(Part of a data file)
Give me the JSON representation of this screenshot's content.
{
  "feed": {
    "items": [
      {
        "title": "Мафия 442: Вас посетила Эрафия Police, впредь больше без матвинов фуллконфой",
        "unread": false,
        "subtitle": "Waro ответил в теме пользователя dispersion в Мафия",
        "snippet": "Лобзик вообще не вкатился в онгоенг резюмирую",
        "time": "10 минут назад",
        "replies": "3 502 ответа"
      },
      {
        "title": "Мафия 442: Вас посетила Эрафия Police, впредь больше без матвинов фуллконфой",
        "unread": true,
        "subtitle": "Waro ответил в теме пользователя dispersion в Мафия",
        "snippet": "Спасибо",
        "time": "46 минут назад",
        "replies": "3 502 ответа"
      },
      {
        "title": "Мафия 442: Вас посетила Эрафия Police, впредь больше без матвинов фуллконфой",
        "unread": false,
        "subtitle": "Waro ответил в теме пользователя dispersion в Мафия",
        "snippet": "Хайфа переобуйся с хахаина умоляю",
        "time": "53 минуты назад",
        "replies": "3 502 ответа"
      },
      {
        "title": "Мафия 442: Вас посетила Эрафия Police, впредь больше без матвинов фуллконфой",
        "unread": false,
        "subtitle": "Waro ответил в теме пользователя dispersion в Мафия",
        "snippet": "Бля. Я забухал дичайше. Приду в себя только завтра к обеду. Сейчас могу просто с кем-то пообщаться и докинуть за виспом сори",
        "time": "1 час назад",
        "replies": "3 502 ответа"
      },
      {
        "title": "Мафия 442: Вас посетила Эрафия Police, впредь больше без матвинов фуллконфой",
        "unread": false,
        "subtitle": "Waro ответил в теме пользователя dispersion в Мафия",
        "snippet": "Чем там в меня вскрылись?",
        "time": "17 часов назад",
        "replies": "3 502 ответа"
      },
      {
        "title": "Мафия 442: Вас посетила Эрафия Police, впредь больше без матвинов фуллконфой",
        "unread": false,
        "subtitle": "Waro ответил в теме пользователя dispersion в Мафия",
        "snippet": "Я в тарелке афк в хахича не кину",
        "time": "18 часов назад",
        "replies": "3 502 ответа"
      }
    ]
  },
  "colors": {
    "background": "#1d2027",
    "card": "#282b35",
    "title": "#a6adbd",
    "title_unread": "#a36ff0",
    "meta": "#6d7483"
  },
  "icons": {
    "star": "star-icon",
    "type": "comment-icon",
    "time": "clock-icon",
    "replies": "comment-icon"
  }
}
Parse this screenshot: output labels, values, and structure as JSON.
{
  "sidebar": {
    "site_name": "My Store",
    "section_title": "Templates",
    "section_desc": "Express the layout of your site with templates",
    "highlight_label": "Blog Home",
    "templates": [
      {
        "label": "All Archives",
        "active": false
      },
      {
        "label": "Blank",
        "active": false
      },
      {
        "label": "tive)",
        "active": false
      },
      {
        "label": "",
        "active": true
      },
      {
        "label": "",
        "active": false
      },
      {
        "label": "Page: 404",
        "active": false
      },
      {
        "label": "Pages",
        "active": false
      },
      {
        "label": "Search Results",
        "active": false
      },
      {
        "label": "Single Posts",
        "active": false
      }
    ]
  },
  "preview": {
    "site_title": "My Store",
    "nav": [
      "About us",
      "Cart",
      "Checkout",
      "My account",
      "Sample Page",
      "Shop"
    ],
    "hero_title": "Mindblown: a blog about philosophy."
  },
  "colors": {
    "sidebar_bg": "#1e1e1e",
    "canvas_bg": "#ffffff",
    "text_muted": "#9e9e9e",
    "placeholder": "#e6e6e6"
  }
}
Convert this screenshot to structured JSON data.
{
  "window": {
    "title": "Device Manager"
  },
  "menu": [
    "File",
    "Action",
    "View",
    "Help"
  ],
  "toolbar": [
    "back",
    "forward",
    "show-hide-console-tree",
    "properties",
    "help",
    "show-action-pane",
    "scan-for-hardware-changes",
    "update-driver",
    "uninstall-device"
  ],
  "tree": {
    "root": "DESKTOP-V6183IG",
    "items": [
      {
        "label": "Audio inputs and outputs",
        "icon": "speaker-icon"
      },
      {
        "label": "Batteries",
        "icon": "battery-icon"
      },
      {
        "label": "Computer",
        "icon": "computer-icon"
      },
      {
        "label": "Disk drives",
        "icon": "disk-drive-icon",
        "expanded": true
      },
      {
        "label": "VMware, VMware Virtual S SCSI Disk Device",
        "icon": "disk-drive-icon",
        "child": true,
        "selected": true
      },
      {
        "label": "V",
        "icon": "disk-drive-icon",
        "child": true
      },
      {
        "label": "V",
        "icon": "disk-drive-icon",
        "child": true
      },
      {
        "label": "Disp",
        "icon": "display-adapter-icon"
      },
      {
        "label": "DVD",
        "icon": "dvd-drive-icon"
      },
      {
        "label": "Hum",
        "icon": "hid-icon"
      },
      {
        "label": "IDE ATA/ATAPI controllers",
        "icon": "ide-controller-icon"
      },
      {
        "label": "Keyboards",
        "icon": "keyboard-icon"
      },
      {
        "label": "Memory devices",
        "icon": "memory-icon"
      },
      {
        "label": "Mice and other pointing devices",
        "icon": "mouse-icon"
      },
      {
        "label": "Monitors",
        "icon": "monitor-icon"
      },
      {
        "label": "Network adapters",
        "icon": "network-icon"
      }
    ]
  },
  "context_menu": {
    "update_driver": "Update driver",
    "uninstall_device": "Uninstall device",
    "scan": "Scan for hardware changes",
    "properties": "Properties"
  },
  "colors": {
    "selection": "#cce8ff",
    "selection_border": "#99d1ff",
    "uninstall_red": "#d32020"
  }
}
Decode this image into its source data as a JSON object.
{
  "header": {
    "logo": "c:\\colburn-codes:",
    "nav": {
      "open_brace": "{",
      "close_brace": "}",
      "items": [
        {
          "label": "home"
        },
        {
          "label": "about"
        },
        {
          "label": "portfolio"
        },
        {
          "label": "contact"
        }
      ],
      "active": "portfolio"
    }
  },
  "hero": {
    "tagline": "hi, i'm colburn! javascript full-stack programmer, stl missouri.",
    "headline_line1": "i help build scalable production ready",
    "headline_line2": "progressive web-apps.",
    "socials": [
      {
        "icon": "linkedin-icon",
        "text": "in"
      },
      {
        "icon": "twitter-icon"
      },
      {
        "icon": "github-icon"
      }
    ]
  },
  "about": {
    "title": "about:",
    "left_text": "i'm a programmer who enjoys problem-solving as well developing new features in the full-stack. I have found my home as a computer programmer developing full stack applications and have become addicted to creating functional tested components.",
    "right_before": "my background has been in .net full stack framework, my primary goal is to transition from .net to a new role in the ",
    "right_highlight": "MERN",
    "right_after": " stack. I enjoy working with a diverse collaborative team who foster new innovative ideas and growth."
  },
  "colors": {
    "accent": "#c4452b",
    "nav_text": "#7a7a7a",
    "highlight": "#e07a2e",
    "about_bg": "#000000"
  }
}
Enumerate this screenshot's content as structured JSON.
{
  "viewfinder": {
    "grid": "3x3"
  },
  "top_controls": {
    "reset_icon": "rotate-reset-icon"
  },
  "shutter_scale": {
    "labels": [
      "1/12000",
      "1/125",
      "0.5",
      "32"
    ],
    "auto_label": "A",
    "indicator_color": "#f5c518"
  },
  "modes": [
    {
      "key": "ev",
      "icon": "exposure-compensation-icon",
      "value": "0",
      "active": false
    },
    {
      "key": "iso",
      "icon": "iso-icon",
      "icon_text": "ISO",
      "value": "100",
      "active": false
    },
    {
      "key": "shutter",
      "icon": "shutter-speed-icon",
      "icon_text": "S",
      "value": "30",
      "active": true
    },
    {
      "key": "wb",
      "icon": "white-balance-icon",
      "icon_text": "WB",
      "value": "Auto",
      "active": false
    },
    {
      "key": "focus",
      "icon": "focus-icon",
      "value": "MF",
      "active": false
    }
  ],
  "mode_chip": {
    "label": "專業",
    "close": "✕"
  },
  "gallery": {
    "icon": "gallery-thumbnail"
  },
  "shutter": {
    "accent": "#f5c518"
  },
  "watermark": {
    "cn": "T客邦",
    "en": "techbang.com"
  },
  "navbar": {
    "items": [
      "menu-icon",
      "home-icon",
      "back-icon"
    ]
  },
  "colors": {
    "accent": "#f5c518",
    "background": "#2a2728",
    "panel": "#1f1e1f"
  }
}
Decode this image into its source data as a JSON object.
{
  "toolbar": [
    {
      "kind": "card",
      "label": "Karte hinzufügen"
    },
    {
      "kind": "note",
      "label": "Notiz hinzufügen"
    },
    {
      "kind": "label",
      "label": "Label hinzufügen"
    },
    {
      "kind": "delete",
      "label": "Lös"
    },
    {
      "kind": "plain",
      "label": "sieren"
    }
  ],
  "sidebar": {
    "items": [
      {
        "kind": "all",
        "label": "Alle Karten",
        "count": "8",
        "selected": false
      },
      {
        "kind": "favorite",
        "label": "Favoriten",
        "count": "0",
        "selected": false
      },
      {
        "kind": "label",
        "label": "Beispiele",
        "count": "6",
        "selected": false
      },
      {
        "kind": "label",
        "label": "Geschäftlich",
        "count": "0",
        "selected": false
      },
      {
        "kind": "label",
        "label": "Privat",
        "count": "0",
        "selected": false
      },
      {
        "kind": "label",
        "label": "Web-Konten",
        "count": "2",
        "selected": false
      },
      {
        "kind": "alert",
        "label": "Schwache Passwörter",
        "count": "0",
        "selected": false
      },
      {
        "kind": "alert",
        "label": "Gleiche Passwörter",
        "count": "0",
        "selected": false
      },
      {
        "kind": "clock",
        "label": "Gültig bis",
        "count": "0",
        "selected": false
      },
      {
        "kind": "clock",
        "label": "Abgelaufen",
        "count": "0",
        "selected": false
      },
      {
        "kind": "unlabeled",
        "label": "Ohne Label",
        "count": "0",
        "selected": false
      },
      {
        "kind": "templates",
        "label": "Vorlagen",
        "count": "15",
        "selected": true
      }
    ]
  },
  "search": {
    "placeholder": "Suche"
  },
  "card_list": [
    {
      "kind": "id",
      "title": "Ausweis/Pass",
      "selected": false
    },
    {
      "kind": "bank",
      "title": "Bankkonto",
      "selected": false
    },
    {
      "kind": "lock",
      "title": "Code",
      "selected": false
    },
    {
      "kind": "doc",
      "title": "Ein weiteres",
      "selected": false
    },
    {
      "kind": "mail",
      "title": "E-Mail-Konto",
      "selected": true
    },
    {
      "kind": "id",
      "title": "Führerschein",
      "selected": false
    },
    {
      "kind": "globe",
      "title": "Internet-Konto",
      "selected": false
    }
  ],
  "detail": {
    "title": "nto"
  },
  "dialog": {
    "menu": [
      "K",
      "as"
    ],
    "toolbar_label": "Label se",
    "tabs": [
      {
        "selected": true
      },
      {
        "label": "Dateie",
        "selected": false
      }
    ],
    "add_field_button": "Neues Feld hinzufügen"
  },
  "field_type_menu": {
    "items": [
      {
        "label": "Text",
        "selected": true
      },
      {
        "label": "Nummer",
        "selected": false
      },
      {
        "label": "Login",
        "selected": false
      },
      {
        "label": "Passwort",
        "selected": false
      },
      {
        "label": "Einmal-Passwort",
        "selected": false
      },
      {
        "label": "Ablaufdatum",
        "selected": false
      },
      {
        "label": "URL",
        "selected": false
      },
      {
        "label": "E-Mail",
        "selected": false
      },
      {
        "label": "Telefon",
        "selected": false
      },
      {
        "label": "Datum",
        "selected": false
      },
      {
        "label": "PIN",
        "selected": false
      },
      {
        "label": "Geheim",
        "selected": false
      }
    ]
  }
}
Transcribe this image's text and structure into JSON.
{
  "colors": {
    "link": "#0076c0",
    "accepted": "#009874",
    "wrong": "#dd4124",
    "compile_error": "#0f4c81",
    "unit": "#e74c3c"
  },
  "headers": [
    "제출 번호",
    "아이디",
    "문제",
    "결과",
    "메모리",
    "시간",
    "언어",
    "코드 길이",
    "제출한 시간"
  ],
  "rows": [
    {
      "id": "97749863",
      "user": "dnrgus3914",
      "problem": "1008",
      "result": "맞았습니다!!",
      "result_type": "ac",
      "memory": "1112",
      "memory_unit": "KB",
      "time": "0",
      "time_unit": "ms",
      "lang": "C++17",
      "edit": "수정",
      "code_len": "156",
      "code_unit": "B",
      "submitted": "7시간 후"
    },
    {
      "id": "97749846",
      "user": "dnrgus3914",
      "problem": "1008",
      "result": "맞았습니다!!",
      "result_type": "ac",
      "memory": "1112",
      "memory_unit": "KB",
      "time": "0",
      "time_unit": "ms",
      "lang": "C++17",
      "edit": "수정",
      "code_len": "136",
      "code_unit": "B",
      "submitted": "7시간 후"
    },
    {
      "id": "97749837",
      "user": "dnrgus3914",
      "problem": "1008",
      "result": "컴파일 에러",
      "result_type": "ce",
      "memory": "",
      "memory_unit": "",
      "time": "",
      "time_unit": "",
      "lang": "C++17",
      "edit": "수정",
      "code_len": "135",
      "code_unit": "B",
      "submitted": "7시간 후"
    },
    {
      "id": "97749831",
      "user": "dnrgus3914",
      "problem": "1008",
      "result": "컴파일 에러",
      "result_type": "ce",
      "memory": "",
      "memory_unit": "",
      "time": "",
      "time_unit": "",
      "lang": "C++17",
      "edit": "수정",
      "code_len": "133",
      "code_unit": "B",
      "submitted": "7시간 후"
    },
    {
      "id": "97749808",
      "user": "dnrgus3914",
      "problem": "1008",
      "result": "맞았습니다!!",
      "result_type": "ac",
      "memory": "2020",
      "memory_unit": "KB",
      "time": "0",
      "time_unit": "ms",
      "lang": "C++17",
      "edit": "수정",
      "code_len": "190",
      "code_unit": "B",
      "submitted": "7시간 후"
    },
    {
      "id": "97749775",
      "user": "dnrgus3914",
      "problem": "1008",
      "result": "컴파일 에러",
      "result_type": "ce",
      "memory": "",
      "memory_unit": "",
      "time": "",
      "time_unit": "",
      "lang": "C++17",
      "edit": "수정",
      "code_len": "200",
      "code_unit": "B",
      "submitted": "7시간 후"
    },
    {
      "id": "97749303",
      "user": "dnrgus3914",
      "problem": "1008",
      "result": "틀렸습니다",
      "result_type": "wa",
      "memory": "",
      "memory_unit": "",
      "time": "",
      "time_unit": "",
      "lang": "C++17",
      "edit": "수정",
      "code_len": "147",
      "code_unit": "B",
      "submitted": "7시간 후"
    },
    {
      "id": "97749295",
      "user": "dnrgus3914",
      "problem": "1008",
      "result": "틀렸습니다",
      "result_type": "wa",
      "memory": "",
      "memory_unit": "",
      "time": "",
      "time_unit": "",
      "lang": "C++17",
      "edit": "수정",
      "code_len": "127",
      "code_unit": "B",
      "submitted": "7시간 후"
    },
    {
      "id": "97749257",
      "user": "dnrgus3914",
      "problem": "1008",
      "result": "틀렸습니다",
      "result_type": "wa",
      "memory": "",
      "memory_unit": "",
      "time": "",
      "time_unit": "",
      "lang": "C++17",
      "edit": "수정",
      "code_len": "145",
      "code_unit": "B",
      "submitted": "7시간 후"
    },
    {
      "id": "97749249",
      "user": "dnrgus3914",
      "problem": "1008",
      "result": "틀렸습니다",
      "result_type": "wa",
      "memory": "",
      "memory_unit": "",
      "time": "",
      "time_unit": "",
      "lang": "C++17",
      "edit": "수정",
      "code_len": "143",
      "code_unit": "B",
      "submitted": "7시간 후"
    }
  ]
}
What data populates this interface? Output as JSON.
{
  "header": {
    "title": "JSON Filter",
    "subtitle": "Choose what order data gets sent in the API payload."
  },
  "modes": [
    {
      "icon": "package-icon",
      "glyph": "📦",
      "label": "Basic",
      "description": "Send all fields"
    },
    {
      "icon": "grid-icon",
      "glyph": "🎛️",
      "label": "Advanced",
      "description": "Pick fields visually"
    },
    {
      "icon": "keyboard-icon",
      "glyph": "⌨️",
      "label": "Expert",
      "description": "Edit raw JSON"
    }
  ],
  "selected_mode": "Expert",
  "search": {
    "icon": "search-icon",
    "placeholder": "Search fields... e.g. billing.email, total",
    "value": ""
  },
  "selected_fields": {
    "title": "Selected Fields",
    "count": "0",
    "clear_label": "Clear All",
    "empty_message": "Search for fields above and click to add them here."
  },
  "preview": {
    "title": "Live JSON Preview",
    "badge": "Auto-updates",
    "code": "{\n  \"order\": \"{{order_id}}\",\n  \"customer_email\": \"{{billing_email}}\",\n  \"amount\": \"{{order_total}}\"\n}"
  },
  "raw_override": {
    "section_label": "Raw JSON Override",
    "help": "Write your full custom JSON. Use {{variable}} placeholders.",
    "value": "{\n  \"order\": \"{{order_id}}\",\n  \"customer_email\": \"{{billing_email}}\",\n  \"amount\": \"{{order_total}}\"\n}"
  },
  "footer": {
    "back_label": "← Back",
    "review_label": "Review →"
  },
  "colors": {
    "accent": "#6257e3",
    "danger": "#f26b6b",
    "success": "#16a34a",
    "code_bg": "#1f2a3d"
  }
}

• _What you need to do_
Find each line holding the word "hinzufügen" and copy it.

• _Task solution_
      "label": "Karte hinzufügen"
      "label": "Notiz hinzufügen"
      "label": "Label hinzufügen"
    "add_field_button": "Neues Feld hinzufügen"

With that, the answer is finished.